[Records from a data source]
_____

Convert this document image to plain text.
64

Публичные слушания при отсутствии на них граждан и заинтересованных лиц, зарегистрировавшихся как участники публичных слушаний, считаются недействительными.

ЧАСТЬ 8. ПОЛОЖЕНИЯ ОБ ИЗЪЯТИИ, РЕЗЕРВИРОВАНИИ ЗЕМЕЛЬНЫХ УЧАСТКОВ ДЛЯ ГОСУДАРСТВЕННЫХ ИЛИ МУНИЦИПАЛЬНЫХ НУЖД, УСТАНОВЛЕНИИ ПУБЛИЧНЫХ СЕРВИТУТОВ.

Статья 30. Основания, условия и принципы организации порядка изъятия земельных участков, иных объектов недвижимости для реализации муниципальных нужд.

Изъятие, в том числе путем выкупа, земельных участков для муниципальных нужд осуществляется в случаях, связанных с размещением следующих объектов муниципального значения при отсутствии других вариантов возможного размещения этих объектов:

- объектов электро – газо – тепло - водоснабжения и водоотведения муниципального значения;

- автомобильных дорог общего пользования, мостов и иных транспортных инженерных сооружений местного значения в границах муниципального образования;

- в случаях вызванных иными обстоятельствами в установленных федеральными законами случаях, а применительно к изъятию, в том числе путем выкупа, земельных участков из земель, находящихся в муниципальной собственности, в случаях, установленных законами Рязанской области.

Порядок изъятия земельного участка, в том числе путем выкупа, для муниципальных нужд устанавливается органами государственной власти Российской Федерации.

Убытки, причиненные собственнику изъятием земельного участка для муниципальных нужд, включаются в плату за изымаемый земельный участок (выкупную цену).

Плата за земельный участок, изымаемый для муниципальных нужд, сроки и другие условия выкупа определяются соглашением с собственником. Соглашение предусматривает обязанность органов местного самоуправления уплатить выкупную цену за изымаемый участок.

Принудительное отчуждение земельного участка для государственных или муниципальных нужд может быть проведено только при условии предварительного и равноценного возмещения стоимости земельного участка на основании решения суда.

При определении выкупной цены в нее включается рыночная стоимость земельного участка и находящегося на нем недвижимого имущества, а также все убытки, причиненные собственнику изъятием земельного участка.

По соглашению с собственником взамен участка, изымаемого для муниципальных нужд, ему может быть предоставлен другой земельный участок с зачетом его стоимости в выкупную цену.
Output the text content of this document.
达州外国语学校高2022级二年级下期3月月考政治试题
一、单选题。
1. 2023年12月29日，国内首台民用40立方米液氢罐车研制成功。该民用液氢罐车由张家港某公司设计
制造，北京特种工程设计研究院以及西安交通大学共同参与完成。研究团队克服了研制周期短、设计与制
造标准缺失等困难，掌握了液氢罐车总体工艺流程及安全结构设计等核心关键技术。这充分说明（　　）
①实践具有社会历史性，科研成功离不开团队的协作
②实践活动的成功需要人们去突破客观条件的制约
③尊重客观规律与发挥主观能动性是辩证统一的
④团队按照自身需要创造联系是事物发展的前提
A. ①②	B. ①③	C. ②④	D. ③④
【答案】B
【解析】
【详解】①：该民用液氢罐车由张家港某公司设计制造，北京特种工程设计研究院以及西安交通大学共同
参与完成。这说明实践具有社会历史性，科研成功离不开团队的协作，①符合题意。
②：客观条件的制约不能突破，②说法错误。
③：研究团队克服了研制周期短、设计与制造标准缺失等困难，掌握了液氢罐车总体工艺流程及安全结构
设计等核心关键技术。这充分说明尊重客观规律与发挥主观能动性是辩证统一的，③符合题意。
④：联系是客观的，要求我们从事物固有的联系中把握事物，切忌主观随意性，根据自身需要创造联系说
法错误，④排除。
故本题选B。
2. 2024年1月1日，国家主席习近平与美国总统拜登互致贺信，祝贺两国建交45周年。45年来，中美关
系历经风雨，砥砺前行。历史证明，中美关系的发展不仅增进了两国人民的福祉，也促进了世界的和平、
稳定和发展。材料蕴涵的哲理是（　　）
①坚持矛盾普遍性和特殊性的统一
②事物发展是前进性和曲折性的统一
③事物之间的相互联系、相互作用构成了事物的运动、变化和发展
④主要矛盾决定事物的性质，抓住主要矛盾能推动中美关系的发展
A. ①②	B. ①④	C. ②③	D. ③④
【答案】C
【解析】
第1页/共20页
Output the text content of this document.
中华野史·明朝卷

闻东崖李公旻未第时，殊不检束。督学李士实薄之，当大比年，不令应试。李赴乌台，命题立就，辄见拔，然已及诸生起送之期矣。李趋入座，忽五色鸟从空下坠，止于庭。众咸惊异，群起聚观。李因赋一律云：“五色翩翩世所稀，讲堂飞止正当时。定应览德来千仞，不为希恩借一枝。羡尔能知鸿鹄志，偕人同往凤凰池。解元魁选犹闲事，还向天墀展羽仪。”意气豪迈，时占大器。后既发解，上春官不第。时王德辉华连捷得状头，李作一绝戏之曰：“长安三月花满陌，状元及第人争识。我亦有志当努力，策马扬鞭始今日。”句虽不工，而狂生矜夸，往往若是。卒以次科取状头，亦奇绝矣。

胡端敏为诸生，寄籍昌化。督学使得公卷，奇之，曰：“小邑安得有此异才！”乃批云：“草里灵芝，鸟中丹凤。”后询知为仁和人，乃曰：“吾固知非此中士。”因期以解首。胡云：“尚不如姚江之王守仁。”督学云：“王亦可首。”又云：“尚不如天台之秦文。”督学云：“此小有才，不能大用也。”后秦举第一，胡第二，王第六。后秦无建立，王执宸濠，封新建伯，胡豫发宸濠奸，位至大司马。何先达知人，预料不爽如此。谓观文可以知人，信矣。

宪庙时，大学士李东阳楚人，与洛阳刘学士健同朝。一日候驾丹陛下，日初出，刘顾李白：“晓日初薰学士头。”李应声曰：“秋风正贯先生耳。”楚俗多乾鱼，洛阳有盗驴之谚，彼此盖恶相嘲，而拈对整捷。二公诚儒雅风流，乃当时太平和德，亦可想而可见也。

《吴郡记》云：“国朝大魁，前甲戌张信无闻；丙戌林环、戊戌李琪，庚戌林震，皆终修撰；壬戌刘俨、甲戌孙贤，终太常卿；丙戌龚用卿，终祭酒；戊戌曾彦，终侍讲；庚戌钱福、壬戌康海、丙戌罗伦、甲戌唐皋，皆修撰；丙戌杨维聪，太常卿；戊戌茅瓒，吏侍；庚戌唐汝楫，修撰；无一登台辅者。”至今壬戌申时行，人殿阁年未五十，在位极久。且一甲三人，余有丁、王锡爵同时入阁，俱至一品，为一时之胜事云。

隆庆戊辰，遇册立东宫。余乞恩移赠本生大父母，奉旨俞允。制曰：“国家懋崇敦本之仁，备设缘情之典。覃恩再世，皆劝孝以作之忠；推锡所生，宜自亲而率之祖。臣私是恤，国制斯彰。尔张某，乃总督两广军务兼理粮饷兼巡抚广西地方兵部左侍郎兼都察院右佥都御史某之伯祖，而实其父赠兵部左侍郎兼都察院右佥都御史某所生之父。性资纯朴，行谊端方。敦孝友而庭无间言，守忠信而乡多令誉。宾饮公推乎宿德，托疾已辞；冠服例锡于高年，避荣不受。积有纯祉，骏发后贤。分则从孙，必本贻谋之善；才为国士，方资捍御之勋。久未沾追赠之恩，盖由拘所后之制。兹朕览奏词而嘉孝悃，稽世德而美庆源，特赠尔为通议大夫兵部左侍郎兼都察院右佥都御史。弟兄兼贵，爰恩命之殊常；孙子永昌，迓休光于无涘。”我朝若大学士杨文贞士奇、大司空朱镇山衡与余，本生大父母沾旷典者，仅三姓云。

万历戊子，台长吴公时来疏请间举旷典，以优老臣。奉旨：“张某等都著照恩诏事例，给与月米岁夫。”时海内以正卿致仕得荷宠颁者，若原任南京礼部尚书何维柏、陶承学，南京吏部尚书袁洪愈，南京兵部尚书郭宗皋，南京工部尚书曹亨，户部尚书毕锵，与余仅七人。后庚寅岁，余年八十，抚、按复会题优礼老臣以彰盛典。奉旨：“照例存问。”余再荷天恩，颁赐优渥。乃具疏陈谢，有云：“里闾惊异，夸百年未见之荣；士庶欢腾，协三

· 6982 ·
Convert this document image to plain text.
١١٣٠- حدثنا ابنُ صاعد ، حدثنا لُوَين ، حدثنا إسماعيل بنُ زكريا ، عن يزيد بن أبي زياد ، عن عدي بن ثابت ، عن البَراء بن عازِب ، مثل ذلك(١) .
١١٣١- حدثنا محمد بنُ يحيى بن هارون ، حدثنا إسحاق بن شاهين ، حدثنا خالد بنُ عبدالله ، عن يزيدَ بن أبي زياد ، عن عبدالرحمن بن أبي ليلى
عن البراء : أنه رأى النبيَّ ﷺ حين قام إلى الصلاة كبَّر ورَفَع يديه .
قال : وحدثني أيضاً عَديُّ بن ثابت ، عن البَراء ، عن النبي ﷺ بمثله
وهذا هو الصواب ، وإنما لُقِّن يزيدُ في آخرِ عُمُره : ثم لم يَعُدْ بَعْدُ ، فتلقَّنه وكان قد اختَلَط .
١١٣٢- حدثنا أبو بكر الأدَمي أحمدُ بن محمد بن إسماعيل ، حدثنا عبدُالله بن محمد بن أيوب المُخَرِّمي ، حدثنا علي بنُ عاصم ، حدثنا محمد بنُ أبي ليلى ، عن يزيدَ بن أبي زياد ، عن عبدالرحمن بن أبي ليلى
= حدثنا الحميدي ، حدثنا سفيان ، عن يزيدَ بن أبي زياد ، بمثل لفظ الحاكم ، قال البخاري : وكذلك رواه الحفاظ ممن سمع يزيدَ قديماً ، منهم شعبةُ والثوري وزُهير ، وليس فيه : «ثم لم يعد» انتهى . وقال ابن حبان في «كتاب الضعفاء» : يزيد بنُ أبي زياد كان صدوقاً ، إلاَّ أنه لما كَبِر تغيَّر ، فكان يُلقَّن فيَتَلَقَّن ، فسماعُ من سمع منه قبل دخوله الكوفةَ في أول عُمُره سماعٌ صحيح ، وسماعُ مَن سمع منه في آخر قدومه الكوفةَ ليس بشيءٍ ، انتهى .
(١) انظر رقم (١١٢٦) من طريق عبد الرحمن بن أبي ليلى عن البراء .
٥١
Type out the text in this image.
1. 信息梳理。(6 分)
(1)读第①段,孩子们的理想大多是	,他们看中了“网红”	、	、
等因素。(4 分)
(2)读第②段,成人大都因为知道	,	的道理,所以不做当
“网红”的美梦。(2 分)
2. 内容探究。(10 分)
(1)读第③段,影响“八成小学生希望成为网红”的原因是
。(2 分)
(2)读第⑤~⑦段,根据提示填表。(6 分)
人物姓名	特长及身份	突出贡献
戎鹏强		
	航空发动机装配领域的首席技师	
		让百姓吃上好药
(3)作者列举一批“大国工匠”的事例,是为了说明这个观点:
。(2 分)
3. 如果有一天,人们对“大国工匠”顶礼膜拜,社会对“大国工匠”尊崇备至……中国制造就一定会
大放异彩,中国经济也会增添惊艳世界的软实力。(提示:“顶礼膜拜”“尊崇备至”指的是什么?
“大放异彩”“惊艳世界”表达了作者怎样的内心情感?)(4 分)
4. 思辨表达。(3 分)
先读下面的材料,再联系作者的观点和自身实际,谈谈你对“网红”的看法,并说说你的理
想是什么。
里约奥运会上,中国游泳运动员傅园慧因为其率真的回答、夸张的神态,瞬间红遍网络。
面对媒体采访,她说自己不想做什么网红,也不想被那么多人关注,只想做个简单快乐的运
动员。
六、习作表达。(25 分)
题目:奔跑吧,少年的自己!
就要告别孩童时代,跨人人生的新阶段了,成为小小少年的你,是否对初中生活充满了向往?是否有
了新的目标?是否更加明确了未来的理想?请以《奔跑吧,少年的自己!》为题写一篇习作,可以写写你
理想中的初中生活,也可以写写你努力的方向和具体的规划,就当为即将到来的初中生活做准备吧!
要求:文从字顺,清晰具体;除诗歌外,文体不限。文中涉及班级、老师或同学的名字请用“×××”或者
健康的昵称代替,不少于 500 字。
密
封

_____

List each line in the listing that contains the string "顶礼膜拜".

Answer in full
3. 如果有一天,人们对“大国工匠”顶礼膜拜,社会对“大国工匠”尊崇备至……中国制造就一定会
大放异彩,中国经济也会增添惊艳世界的软实力。(提示:“顶礼膜拜”“尊崇备至”指的是什么?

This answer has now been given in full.